** Start **

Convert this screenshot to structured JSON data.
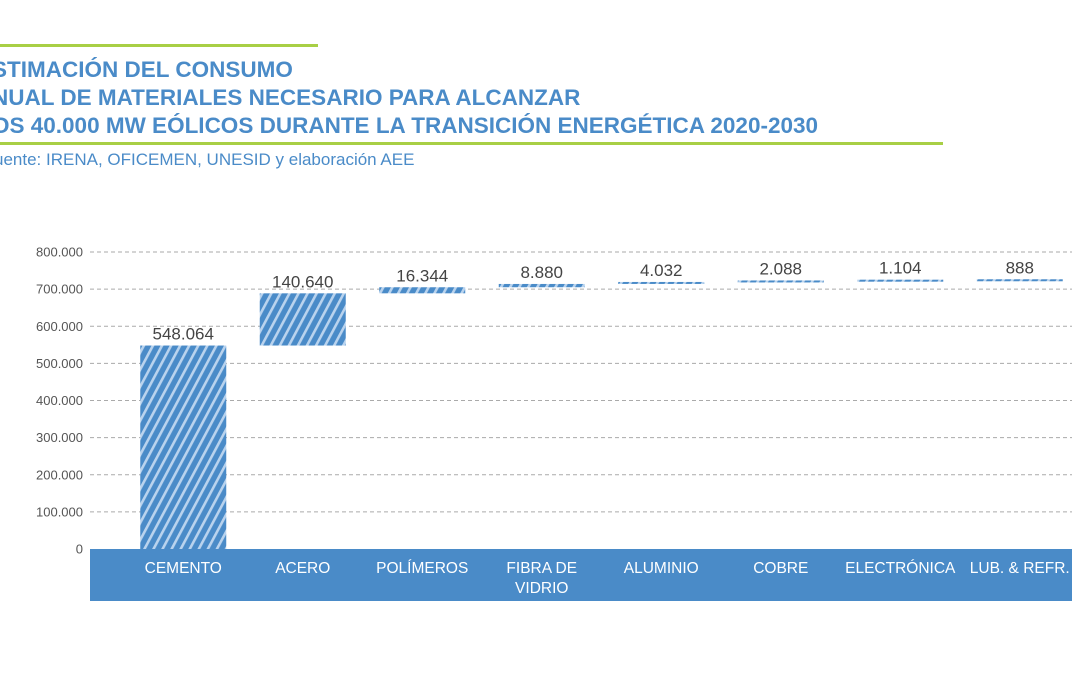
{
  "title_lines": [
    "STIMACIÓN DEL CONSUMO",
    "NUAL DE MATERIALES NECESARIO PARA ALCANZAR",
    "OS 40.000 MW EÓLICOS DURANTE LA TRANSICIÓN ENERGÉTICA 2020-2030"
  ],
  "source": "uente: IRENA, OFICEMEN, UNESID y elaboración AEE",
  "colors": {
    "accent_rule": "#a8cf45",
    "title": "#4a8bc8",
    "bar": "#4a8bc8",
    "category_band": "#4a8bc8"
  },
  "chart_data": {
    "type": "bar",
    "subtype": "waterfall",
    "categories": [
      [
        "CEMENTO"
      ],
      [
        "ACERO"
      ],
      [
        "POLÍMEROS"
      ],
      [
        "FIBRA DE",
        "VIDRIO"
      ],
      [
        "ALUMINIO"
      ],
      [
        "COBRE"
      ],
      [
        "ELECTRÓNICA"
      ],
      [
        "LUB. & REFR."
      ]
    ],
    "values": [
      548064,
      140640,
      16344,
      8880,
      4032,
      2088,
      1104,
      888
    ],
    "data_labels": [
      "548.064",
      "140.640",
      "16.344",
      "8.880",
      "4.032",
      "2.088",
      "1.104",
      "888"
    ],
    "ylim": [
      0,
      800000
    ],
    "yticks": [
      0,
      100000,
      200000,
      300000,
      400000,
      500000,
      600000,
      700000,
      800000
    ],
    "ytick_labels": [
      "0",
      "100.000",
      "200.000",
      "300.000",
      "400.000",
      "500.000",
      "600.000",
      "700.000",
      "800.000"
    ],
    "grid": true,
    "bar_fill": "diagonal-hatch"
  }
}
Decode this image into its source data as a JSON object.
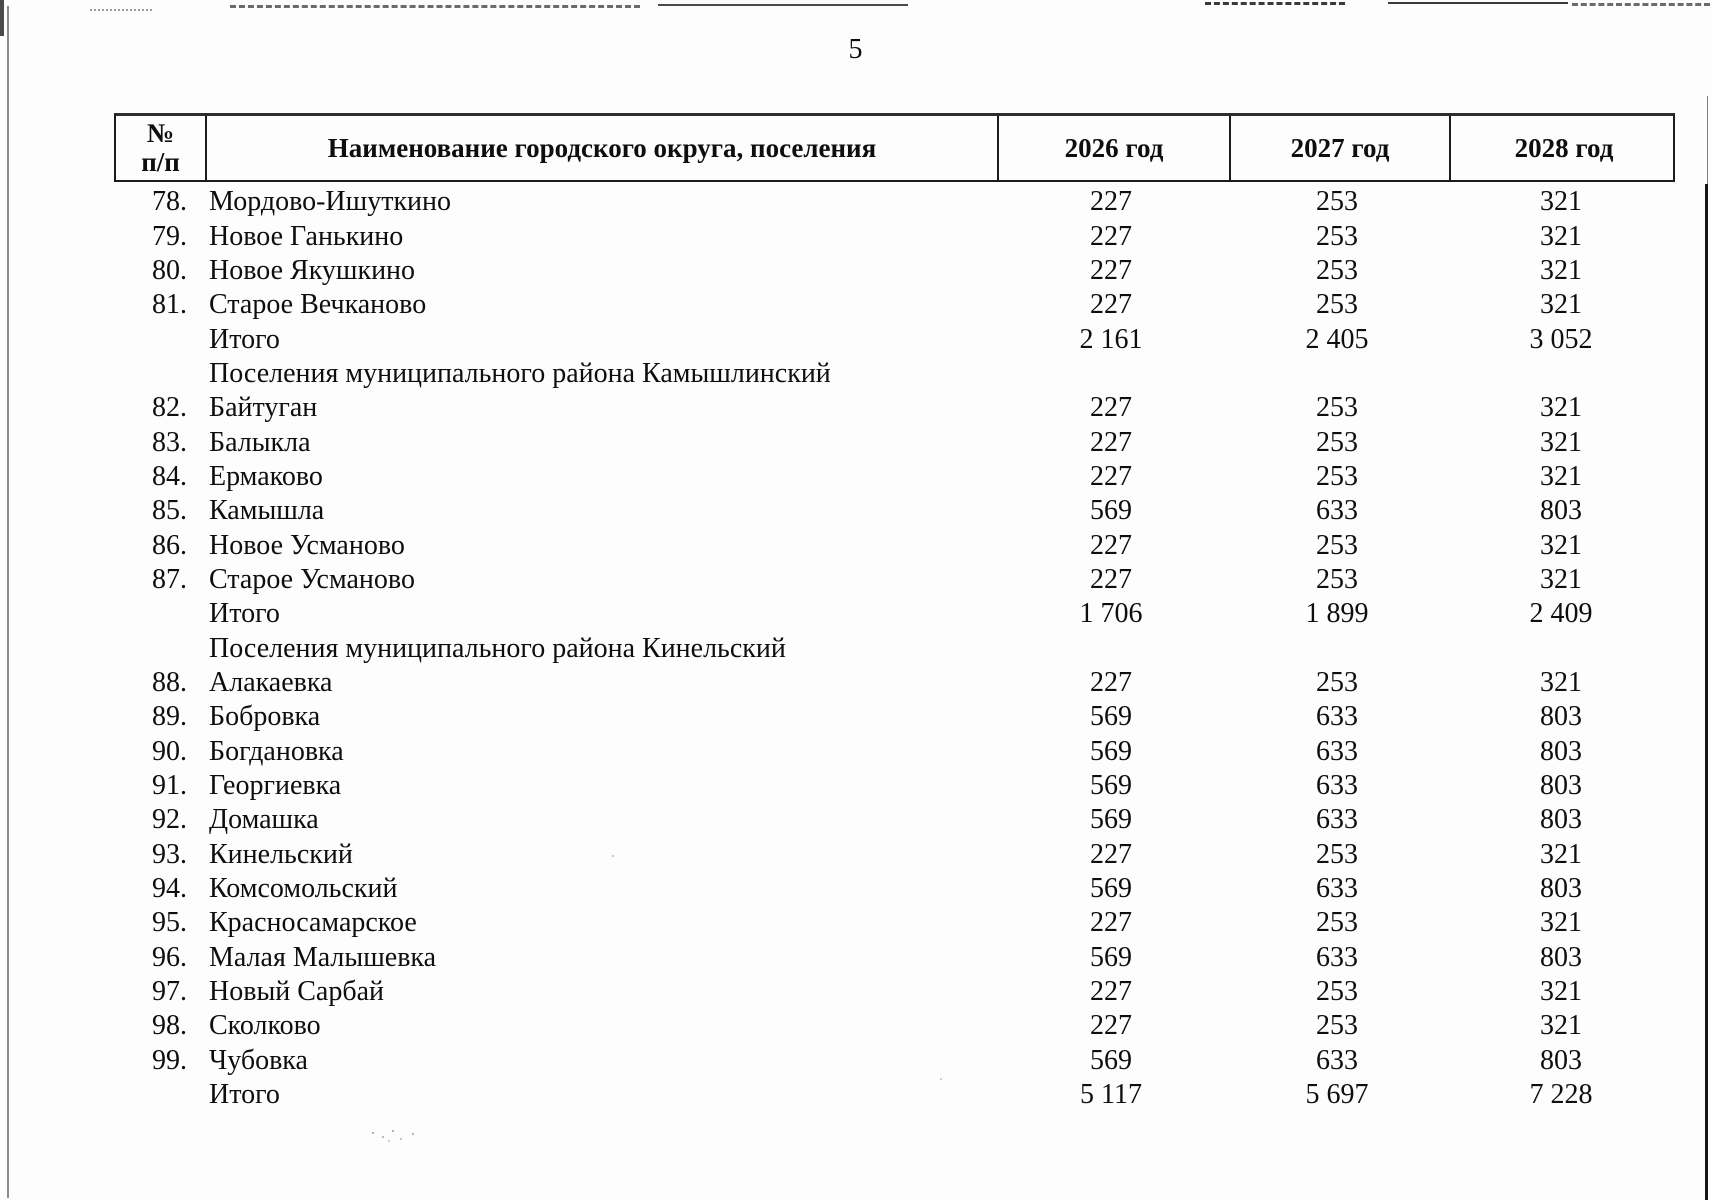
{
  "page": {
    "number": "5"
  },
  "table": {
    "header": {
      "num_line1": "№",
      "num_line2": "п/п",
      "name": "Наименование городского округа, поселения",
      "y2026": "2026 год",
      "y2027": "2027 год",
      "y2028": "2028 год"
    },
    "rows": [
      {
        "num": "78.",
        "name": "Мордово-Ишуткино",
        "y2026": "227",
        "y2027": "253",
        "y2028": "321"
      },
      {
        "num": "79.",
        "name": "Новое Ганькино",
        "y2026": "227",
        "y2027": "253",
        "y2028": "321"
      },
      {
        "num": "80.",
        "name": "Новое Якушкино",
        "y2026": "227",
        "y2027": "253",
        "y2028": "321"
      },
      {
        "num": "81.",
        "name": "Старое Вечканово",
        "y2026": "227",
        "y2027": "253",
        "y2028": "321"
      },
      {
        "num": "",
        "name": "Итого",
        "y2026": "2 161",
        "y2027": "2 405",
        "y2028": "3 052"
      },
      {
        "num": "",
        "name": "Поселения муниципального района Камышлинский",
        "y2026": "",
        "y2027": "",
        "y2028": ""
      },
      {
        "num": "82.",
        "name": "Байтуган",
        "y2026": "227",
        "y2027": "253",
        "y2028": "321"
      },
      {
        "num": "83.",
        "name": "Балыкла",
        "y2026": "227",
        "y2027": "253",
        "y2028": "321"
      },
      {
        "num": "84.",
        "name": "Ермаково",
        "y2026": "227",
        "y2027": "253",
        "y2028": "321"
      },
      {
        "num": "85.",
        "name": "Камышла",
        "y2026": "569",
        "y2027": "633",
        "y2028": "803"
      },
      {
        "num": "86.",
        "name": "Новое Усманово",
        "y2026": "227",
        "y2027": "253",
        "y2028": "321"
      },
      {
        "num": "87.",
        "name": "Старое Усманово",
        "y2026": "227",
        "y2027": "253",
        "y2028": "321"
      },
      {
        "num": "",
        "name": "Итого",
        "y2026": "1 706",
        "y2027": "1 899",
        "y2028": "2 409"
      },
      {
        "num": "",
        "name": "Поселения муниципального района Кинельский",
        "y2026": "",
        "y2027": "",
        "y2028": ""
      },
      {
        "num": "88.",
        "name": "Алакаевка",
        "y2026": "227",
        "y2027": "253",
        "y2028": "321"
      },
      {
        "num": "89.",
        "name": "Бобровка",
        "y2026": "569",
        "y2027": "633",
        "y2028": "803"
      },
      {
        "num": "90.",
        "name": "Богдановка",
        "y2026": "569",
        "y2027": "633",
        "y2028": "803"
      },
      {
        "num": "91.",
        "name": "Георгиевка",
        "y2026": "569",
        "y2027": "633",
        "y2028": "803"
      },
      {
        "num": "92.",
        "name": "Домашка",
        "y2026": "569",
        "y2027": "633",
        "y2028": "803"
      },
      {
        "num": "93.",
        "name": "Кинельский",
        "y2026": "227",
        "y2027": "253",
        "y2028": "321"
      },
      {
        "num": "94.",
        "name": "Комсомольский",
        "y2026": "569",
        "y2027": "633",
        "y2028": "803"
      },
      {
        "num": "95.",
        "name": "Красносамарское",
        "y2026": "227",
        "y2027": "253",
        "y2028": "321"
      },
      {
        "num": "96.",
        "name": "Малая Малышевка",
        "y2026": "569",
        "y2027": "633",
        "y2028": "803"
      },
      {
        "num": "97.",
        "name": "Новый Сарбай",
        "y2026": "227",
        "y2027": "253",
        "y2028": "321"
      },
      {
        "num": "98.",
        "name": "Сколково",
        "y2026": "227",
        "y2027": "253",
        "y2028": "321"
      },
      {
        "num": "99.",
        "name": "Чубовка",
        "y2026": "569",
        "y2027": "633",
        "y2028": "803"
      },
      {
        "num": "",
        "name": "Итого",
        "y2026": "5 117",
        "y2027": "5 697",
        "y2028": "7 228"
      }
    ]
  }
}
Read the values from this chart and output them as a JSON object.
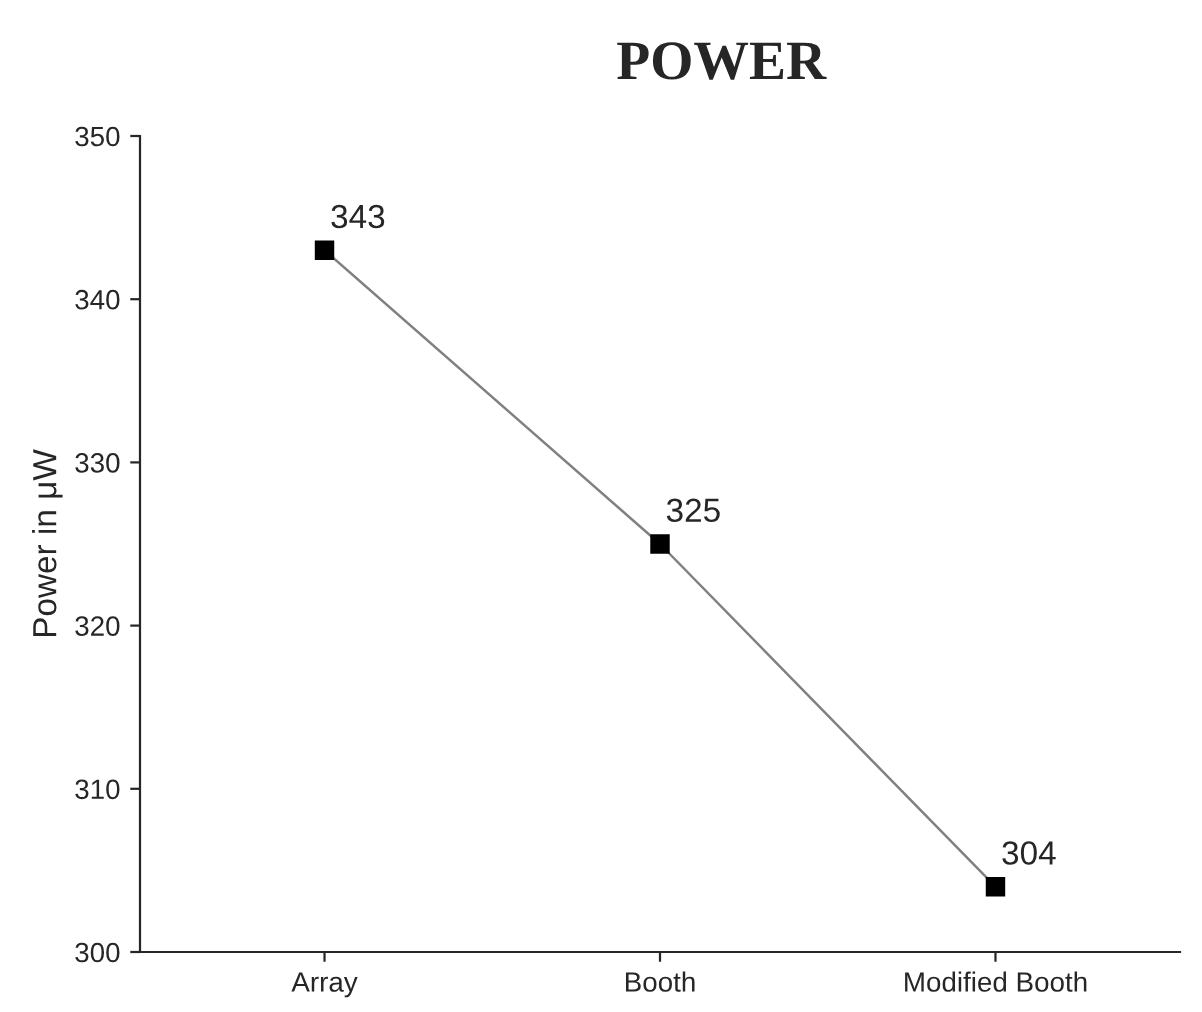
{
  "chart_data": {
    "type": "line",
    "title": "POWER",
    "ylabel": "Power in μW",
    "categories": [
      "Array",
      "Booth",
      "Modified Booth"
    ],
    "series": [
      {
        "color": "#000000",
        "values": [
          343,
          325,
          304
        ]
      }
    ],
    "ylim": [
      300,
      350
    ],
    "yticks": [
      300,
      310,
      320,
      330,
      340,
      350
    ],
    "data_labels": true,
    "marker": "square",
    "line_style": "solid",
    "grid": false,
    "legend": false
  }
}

** End **

TASK REQUIREMENTS:
In the copy, include all records verbatim but no images.

ANSWER TO THIS PROBLEM:
Convert this screenshot to structured JSON data.
{
  "title_lines": [
    "STIMACIÓN DEL CONSUMO",
    "NUAL DE MATERIALES NECESARIO PARA ALCANZAR",
    "OS 40.000 MW EÓLICOS DURANTE LA TRANSICIÓN ENERGÉTICA 2020-2030"
  ],
  "source": "uente: IRENA, OFICEMEN, UNESID y elaboración AEE",
  "colors": {
    "accent_rule": "#a8cf45",
    "title": "#4a8bc8",
    "bar": "#4a8bc8",
    "category_band": "#4a8bc8"
  },
  "chart_data": {
    "type": "bar",
    "subtype": "waterfall",
    "categories": [
      [
        "CEMENTO"
      ],
      [
        "ACERO"
      ],
      [
        "POLÍMEROS"
      ],
      [
        "FIBRA DE",
        "VIDRIO"
      ],
      [
        "ALUMINIO"
      ],
      [
        "COBRE"
      ],
      [
        "ELECTRÓNICA"
      ],
      [
        "LUB. & REFR."
      ]
    ],
    "values": [
      548064,
      140640,
      16344,
      8880,
      4032,
      2088,
      1104,
      888
    ],
    "data_labels": [
      "548.064",
      "140.640",
      "16.344",
      "8.880",
      "4.032",
      "2.088",
      "1.104",
      "888"
    ],
    "ylim": [
      0,
      800000
    ],
    "yticks": [
      0,
      100000,
      200000,
      300000,
      400000,
      500000,
      600000,
      700000,
      800000
    ],
    "ytick_labels": [
      "0",
      "100.000",
      "200.000",
      "300.000",
      "400.000",
      "500.000",
      "600.000",
      "700.000",
      "800.000"
    ],
    "grid": true,
    "bar_fill": "diagonal-hatch"
  }
}
Decode this image into its source data as a JSON object.
{
  "page": {
    "number": "5"
  },
  "table": {
    "header": {
      "num_line1": "№",
      "num_line2": "п/п",
      "name": "Наименование городского округа, поселения",
      "y2026": "2026 год",
      "y2027": "2027 год",
      "y2028": "2028 год"
    },
    "rows": [
      {
        "num": "78.",
        "name": "Мордово-Ишуткино",
        "y2026": "227",
        "y2027": "253",
        "y2028": "321"
      },
      {
        "num": "79.",
        "name": "Новое Ганькино",
        "y2026": "227",
        "y2027": "253",
        "y2028": "321"
      },
      {
        "num": "80.",
        "name": "Новое Якушкино",
        "y2026": "227",
        "y2027": "253",
        "y2028": "321"
      },
      {
        "num": "81.",
        "name": "Старое Вечканово",
        "y2026": "227",
        "y2027": "253",
        "y2028": "321"
      },
      {
        "num": "",
        "name": "Итого",
        "y2026": "2 161",
        "y2027": "2 405",
        "y2028": "3 052"
      },
      {
        "num": "",
        "name": "Поселения муниципального района Камышлинский",
        "y2026": "",
        "y2027": "",
        "y2028": ""
      },
      {
        "num": "82.",
        "name": "Байтуган",
        "y2026": "227",
        "y2027": "253",
        "y2028": "321"
      },
      {
        "num": "83.",
        "name": "Балыкла",
        "y2026": "227",
        "y2027": "253",
        "y2028": "321"
      },
      {
        "num": "84.",
        "name": "Ермаково",
        "y2026": "227",
        "y2027": "253",
        "y2028": "321"
      },
      {
        "num": "85.",
        "name": "Камышла",
        "y2026": "569",
        "y2027": "633",
        "y2028": "803"
      },
      {
        "num": "86.",
        "name": "Новое Усманово",
        "y2026": "227",
        "y2027": "253",
        "y2028": "321"
      },
      {
        "num": "87.",
        "name": "Старое Усманово",
        "y2026": "227",
        "y2027": "253",
        "y2028": "321"
      },
      {
        "num": "",
        "name": "Итого",
        "y2026": "1 706",
        "y2027": "1 899",
        "y2028": "2 409"
      },
      {
        "num": "",
        "name": "Поселения муниципального района Кинельский",
        "y2026": "",
        "y2027": "",
        "y2028": ""
      },
      {
        "num": "88.",
        "name": "Алакаевка",
        "y2026": "227",
        "y2027": "253",
        "y2028": "321"
      },
      {
        "num": "89.",
        "name": "Бобровка",
        "y2026": "569",
        "y2027": "633",
        "y2028": "803"
      },
      {
        "num": "90.",
        "name": "Богдановка",
        "y2026": "569",
        "y2027": "633",
        "y2028": "803"
      },
      {
        "num": "91.",
        "name": "Георгиевка",
        "y2026": "569",
        "y2027": "633",
        "y2028": "803"
      },
      {
        "num": "92.",
        "name": "Домашка",
        "y2026": "569",
        "y2027": "633",
        "y2028": "803"
      },
      {
        "num": "93.",
        "name": "Кинельский",
        "y2026": "227",
        "y2027": "253",
        "y2028": "321"
      },
      {
        "num": "94.",
        "name": "Комсомольский",
        "y2026": "569",
        "y2027": "633",
        "y2028": "803"
      },
      {
        "num": "95.",
        "name": "Красносамарское",
        "y2026": "227",
        "y2027": "253",
        "y2028": "321"
      },
      {
        "num": "96.",
        "name": "Малая Малышевка",
        "y2026": "569",
        "y2027": "633",
        "y2028": "803"
      },
      {
        "num": "97.",
        "name": "Новый Сарбай",
        "y2026": "227",
        "y2027": "253",
        "y2028": "321"
      },
      {
        "num": "98.",
        "name": "Сколково",
        "y2026": "227",
        "y2027": "253",
        "y2028": "321"
      },
      {
        "num": "99.",
        "name": "Чубовка",
        "y2026": "569",
        "y2027": "633",
        "y2028": "803"
      },
      {
        "num": "",
        "name": "Итого",
        "y2026": "5 117",
        "y2027": "5 697",
        "y2028": "7 228"
      }
    ]
  }
}
Read the values from this chart and output them as a JSON object.
{
  "chart_data": {
    "type": "line",
    "title": "POWER",
    "ylabel": "Power in μW",
    "categories": [
      "Array",
      "Booth",
      "Modified Booth"
    ],
    "series": [
      {
        "color": "#000000",
        "values": [
          343,
          325,
          304
        ]
      }
    ],
    "ylim": [
      300,
      350
    ],
    "yticks": [
      300,
      310,
      320,
      330,
      340,
      350
    ],
    "data_labels": true,
    "marker": "square",
    "line_style": "solid",
    "grid": false,
    "legend": false
  }
}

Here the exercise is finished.